Given task => Reproduce the items below, replacing each occurrence of "legend-swatch" with "legend-box" and leaving everything else unchanged. Leave the pictures out.
**** Exercise materials ****
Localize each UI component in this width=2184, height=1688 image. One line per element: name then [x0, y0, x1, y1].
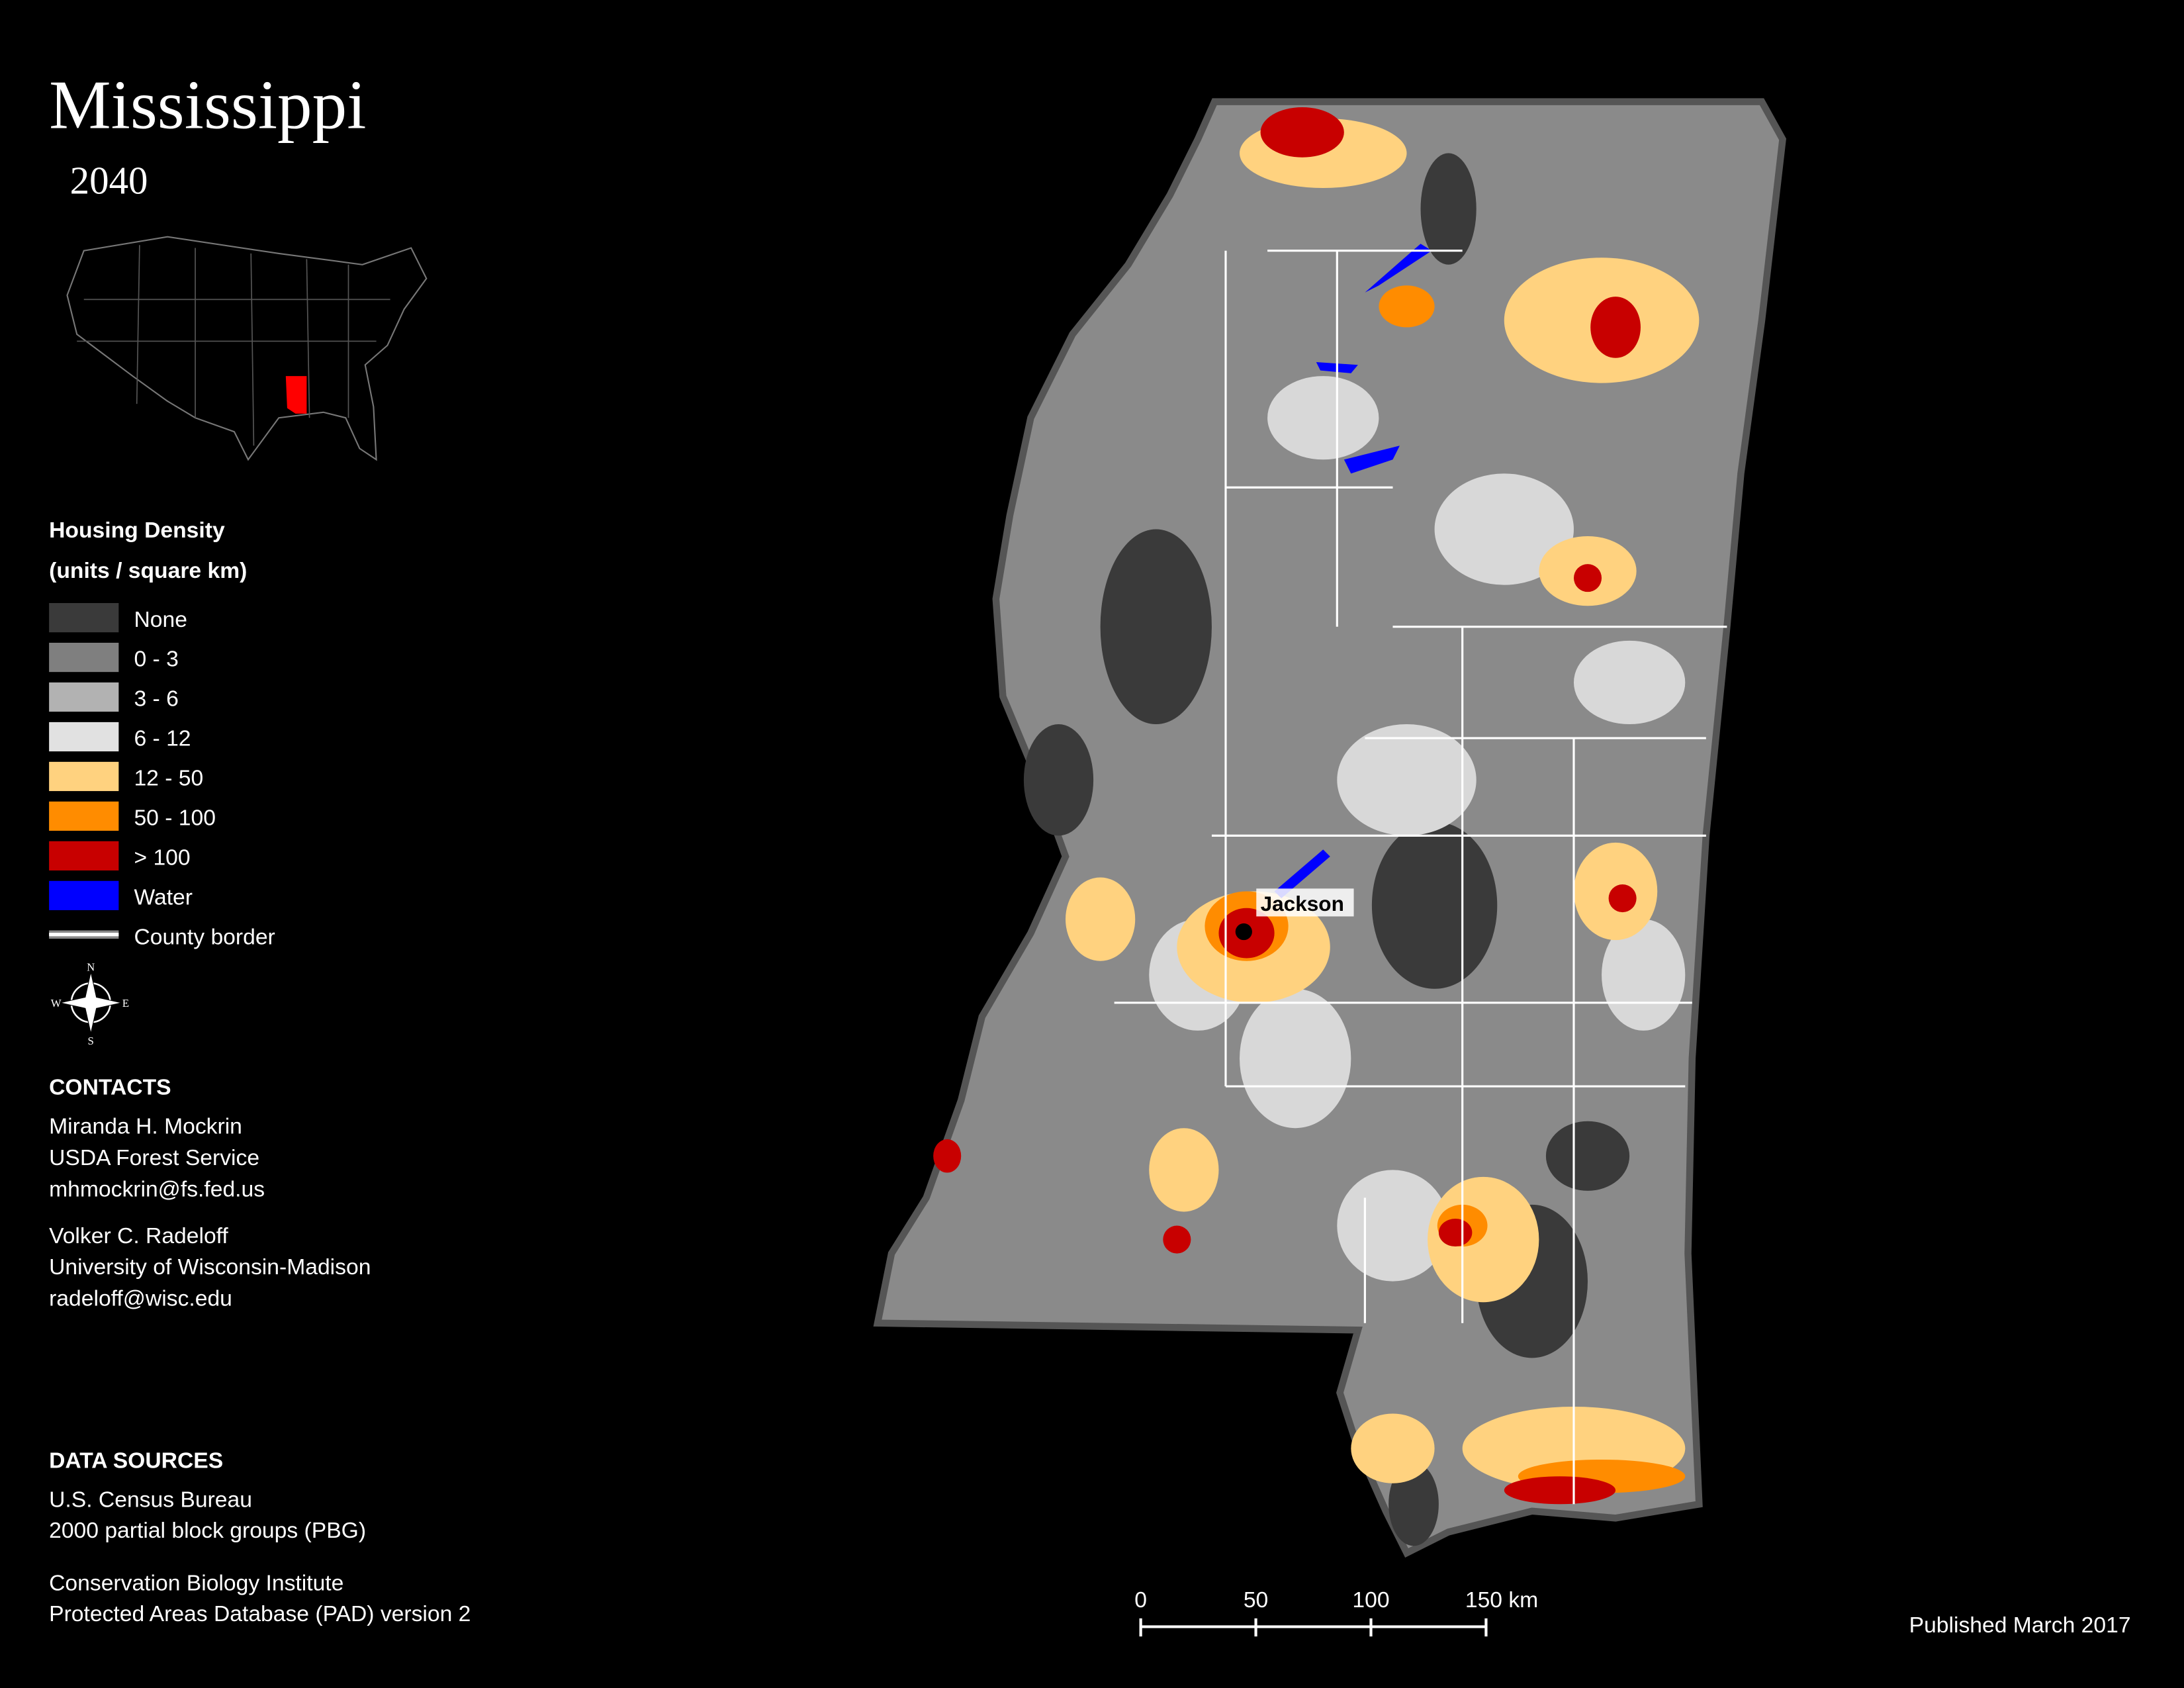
mississippi-highlight [285, 376, 307, 414]
legend-swatch [49, 801, 119, 831]
county-borders [1114, 250, 1727, 1505]
scale-label: 0 [1134, 1588, 1147, 1613]
subtitle: 2040 [70, 159, 148, 202]
contacts-title: CONTACTS [49, 1076, 171, 1100]
scale-label: 50 [1244, 1588, 1268, 1613]
data-sources: U.S. Census Bureau 2000 partial block gro… [49, 1487, 471, 1626]
legend-swatch [49, 841, 119, 870]
contact-line: radeloff@wisc.edu [49, 1286, 232, 1311]
compass-n: N [87, 961, 95, 973]
legend-subtitle: (units / square km) [49, 559, 247, 583]
source-line: U.S. Census Bureau [49, 1487, 252, 1512]
contact-line: University of Wisconsin-Madison [49, 1255, 371, 1280]
legend-swatch [49, 682, 119, 712]
source-line: Conservation Biology Institute [49, 1571, 343, 1596]
contact-line: USDA Forest Service [49, 1146, 259, 1170]
jackson-marker [1235, 923, 1252, 941]
legend-swatch [49, 880, 119, 910]
legend: None 0 - 3 3 - 6 6 - 12 12 - 50 50 - 100 > 100… [49, 603, 275, 949]
contact-line: mhmockrin@fs.fed.us [49, 1177, 265, 1201]
legend-swatch [49, 642, 119, 673]
state-outline [873, 98, 1786, 1558]
title: Mississippi [49, 66, 366, 144]
compass-s: S [88, 1035, 94, 1047]
us-outline [66, 236, 428, 461]
legend-label: 3 - 6 [134, 687, 178, 712]
scale-label: 150 km [1465, 1588, 1538, 1613]
legend-label: 6 - 12 [134, 727, 191, 751]
jackson-label-bg [1256, 888, 1354, 917]
legend-swatch [49, 722, 119, 752]
legend-label: County border [134, 925, 275, 949]
legend-swatch [49, 761, 119, 792]
legend-label: > 100 [134, 846, 190, 870]
legend-label: 50 - 100 [134, 806, 216, 831]
contact-line: Volker C. Radeloff [49, 1224, 228, 1248]
legend-label: Water [134, 886, 193, 910]
legend-swatch [49, 603, 119, 633]
very-dense-areas [933, 107, 1641, 1505]
contacts: Miranda H. Mockrin USDA Forest Service mhm… [49, 1115, 371, 1311]
source-line: Protected Areas Database (PAD) version 2 [49, 1602, 471, 1626]
compass-w: W [51, 997, 62, 1009]
sources-title: DATA SOURCES [49, 1449, 223, 1474]
published-note: Published March 2017 [1909, 1613, 2131, 1638]
contact-line: Miranda H. Mockrin [49, 1115, 242, 1139]
water [1274, 244, 1432, 899]
scale-label: 100 [1352, 1588, 1389, 1613]
city-label: Jackson [1261, 892, 1344, 915]
compass: N S E W [51, 961, 129, 1047]
source-line: 2000 partial block groups (PBG) [49, 1519, 366, 1543]
state-map: Jackson [873, 98, 1786, 1558]
none-areas [1023, 153, 1630, 1546]
legend-label: None [134, 608, 187, 632]
legend-label: 12 - 50 [134, 767, 203, 791]
scale-bar: 0 50 100 150 km [1134, 1588, 1538, 1637]
us-inset [66, 236, 428, 461]
us-state-lines [77, 245, 390, 446]
compass-e: E [122, 997, 129, 1009]
legend-label: 0 - 3 [134, 647, 178, 672]
legend-title: Housing Density [49, 518, 225, 543]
****
Exercise result =>
Localize each UI component in this width=2184, height=1688 image. One line per element: name then [x0, y0, x1, y1].
mississippi-highlight [285, 376, 307, 414]
legend-box [49, 801, 119, 831]
county-borders [1114, 250, 1727, 1505]
scale-label: 0 [1134, 1588, 1147, 1613]
subtitle: 2040 [70, 159, 148, 202]
contacts-title: CONTACTS [49, 1076, 171, 1100]
scale-label: 50 [1244, 1588, 1268, 1613]
data-sources: U.S. Census Bureau 2000 partial block gro… [49, 1487, 471, 1626]
legend-box [49, 841, 119, 870]
contact-line: radeloff@wisc.edu [49, 1286, 232, 1311]
compass-n: N [87, 961, 95, 973]
legend-subtitle: (units / square km) [49, 559, 247, 583]
source-line: U.S. Census Bureau [49, 1487, 252, 1512]
contact-line: University of Wisconsin-Madison [49, 1255, 371, 1280]
legend-box [49, 682, 119, 712]
source-line: Conservation Biology Institute [49, 1571, 343, 1596]
contact-line: USDA Forest Service [49, 1146, 259, 1170]
jackson-marker [1235, 923, 1252, 941]
legend-box [49, 880, 119, 910]
legend: None 0 - 3 3 - 6 6 - 12 12 - 50 50 - 100 > 100… [49, 603, 275, 949]
contact-line: mhmockrin@fs.fed.us [49, 1177, 265, 1201]
legend-box [49, 642, 119, 673]
state-outline [873, 98, 1786, 1558]
title: Mississippi [49, 66, 366, 144]
compass-s: S [88, 1035, 94, 1047]
us-outline [66, 236, 428, 461]
legend-label: 3 - 6 [134, 687, 178, 712]
scale-label: 150 km [1465, 1588, 1538, 1613]
legend-label: 6 - 12 [134, 727, 191, 751]
jackson-label-bg [1256, 888, 1354, 917]
legend-box [49, 722, 119, 752]
legend-label: County border [134, 925, 275, 949]
legend-box [49, 761, 119, 792]
legend-label: > 100 [134, 846, 190, 870]
legend-label: 50 - 100 [134, 806, 216, 831]
contact-line: Volker C. Radeloff [49, 1224, 228, 1248]
legend-label: Water [134, 886, 193, 910]
legend-box [49, 603, 119, 633]
very-dense-areas [933, 107, 1641, 1505]
contacts: Miranda H. Mockrin USDA Forest Service mhm… [49, 1115, 371, 1311]
source-line: Protected Areas Database (PAD) version 2 [49, 1602, 471, 1626]
compass-w: W [51, 997, 62, 1009]
sources-title: DATA SOURCES [49, 1449, 223, 1474]
published-note: Published March 2017 [1909, 1613, 2131, 1638]
contact-line: Miranda H. Mockrin [49, 1115, 242, 1139]
water [1274, 244, 1432, 899]
scale-label: 100 [1352, 1588, 1389, 1613]
city-label: Jackson [1261, 892, 1344, 915]
compass: N S E W [51, 961, 129, 1047]
source-line: 2000 partial block groups (PBG) [49, 1519, 366, 1543]
state-map: Jackson [873, 98, 1786, 1558]
none-areas [1023, 153, 1630, 1546]
legend-label: None [134, 608, 187, 632]
legend-label: 12 - 50 [134, 767, 203, 791]
scale-bar: 0 50 100 150 km [1134, 1588, 1538, 1637]
us-inset [66, 236, 428, 461]
us-state-lines [77, 245, 390, 446]
compass-e: E [122, 997, 129, 1009]
legend-label: 0 - 3 [134, 647, 178, 672]
legend-title: Housing Density [49, 518, 225, 543]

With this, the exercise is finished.